* **Task to complete**
Copy out the records in full, word for word, without pictures.

* **Input for this task**
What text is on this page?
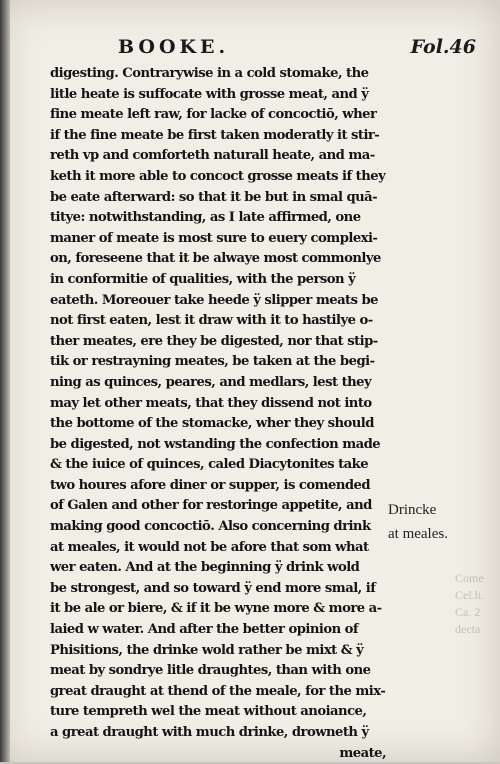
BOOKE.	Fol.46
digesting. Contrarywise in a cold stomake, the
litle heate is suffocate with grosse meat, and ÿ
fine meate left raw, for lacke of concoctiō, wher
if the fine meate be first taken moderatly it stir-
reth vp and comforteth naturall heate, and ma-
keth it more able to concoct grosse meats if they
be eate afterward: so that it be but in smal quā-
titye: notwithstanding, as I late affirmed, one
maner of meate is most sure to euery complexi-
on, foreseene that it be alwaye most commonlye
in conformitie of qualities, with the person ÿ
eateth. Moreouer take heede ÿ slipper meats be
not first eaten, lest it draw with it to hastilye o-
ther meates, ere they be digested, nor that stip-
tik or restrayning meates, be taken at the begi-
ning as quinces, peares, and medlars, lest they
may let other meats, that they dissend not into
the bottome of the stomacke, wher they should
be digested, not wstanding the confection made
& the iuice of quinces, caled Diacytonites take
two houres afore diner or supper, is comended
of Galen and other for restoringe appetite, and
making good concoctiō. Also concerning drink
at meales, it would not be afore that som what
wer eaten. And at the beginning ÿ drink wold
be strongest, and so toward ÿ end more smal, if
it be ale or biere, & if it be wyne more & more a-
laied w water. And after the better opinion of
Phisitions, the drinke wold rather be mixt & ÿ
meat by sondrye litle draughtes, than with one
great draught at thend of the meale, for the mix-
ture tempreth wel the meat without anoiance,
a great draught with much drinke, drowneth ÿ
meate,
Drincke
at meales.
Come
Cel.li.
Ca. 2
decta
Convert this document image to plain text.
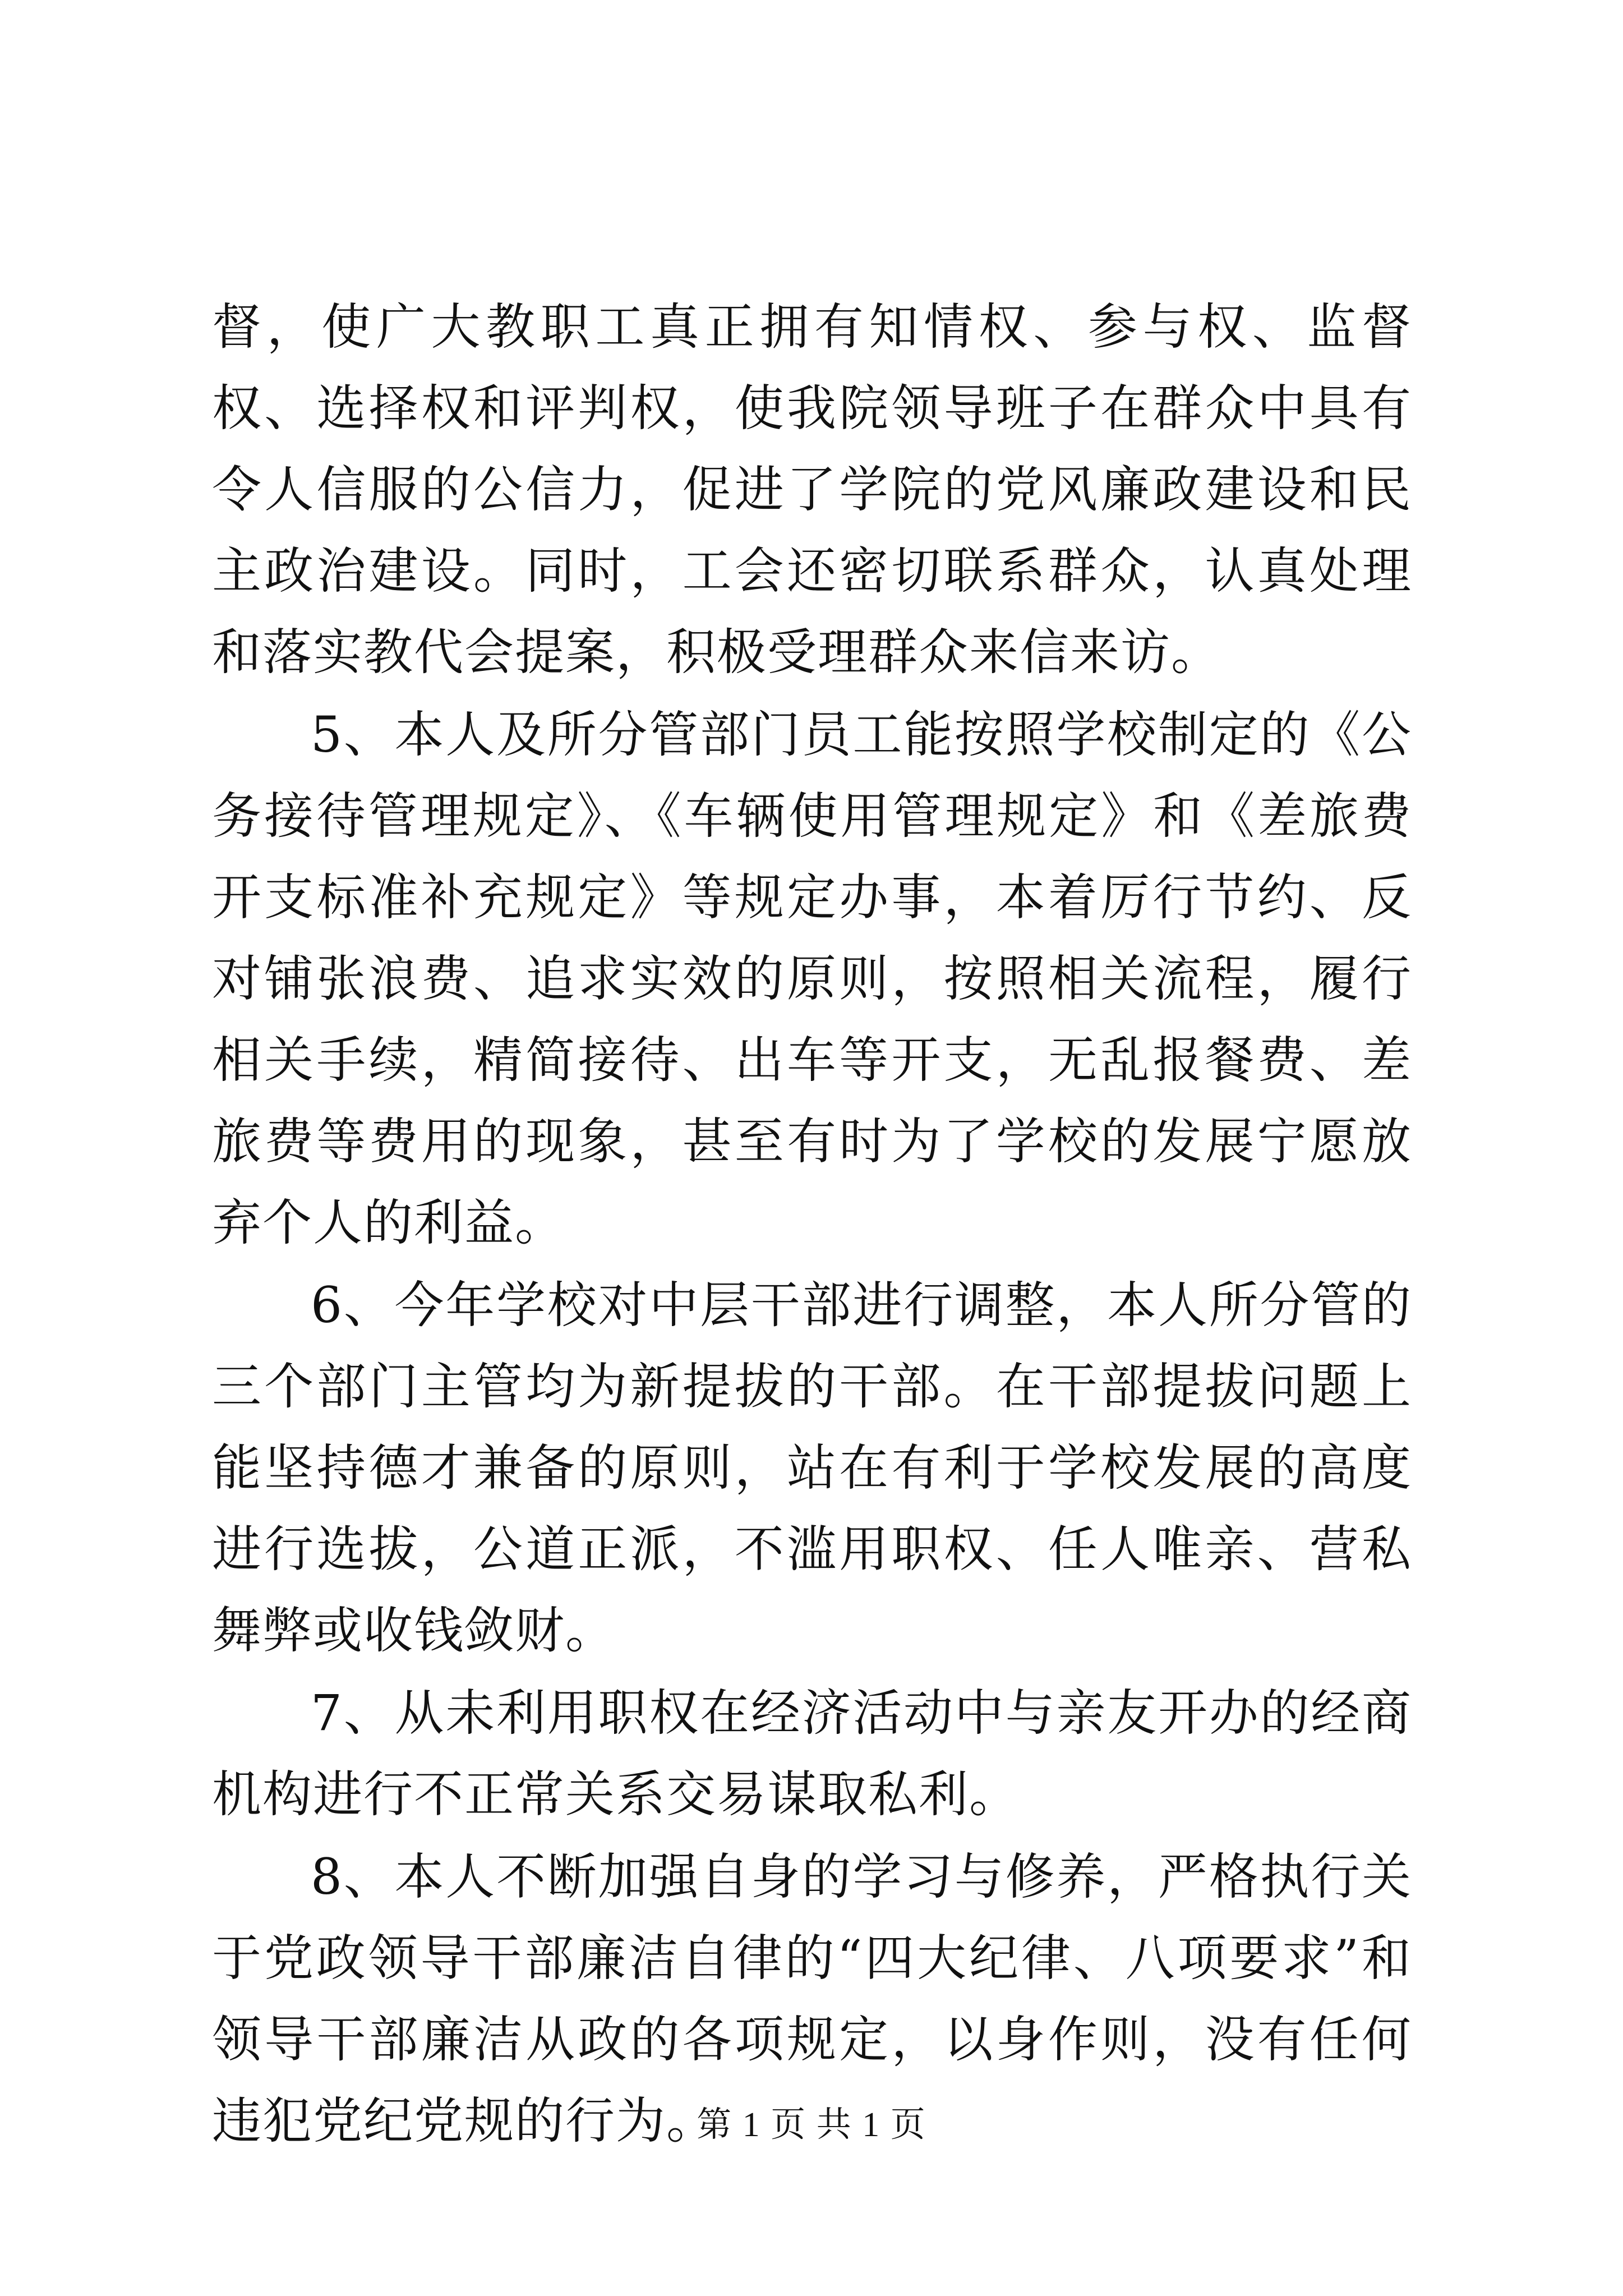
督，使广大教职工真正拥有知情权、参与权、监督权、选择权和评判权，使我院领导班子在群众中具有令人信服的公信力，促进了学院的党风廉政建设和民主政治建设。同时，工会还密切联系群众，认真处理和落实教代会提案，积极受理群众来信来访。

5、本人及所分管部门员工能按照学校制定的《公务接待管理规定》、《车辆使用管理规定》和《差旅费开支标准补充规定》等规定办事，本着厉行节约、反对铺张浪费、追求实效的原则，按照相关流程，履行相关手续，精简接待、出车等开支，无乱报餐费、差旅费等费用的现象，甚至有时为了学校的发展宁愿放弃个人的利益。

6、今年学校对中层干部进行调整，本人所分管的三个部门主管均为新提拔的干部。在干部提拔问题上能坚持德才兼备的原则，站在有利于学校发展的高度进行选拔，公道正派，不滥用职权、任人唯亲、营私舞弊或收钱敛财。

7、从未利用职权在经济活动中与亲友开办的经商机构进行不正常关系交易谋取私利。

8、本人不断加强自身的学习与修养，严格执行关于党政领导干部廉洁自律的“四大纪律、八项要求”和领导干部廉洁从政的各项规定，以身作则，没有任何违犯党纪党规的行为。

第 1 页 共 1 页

* **Solution for this exercise**
What text is on this page?
BOOKE.	Fol.46
digesting. Contrarywise in a cold stomake, the
litle heate is suffocate with grosse meat, and ÿ
fine meate left raw, for lacke of concoctiō, wher
if the fine meate be first taken moderatly it stir-
reth vp and comforteth naturall heate, and ma-
keth it more able to concoct grosse meats if they
be eate afterward: so that it be but in smal quā-
titye: notwithstanding, as I late affirmed, one
maner of meate is most sure to euery complexi-
on, foreseene that it be alwaye most commonlye
in conformitie of qualities, with the person ÿ
eateth. Moreouer take heede ÿ slipper meats be
not first eaten, lest it draw with it to hastilye o-
ther meates, ere they be digested, nor that stip-
tik or restrayning meates, be taken at the begi-
ning as quinces, peares, and medlars, lest they
may let other meats, that they dissend not into
the bottome of the stomacke, wher they should
be digested, not wstanding the confection made
& the iuice of quinces, caled Diacytonites take
two houres afore diner or supper, is comended
of Galen and other for restoringe appetite, and
making good concoctiō. Also concerning drink
at meales, it would not be afore that som what
wer eaten. And at the beginning ÿ drink wold
be strongest, and so toward ÿ end more smal, if
it be ale or biere, & if it be wyne more & more a-
laied w water. And after the better opinion of
Phisitions, the drinke wold rather be mixt & ÿ
meat by sondrye litle draughtes, than with one
great draught at thend of the meale, for the mix-
ture tempreth wel the meat without anoiance,
a great draught with much drinke, drowneth ÿ
meate,
Drincke
at meales.
Come
Cel.li.
Ca. 2
decta
Convert this document image to plain text.
督，使广大教职工真正拥有知情权、参与权、监督权、选择权和评判权，使我院领导班子在群众中具有令人信服的公信力，促进了学院的党风廉政建设和民主政治建设。同时，工会还密切联系群众，认真处理和落实教代会提案，积极受理群众来信来访。

5、本人及所分管部门员工能按照学校制定的《公务接待管理规定》、《车辆使用管理规定》和《差旅费开支标准补充规定》等规定办事，本着厉行节约、反对铺张浪费、追求实效的原则，按照相关流程，履行相关手续，精简接待、出车等开支，无乱报餐费、差旅费等费用的现象，甚至有时为了学校的发展宁愿放弃个人的利益。

6、今年学校对中层干部进行调整，本人所分管的三个部门主管均为新提拔的干部。在干部提拔问题上能坚持德才兼备的原则，站在有利于学校发展的高度进行选拔，公道正派，不滥用职权、任人唯亲、营私舞弊或收钱敛财。

7、从未利用职权在经济活动中与亲友开办的经商机构进行不正常关系交易谋取私利。

8、本人不断加强自身的学习与修养，严格执行关于党政领导干部廉洁自律的“四大纪律、八项要求”和领导干部廉洁从政的各项规定，以身作则，没有任何违犯党纪党规的行为。

第 1 页 共 1 页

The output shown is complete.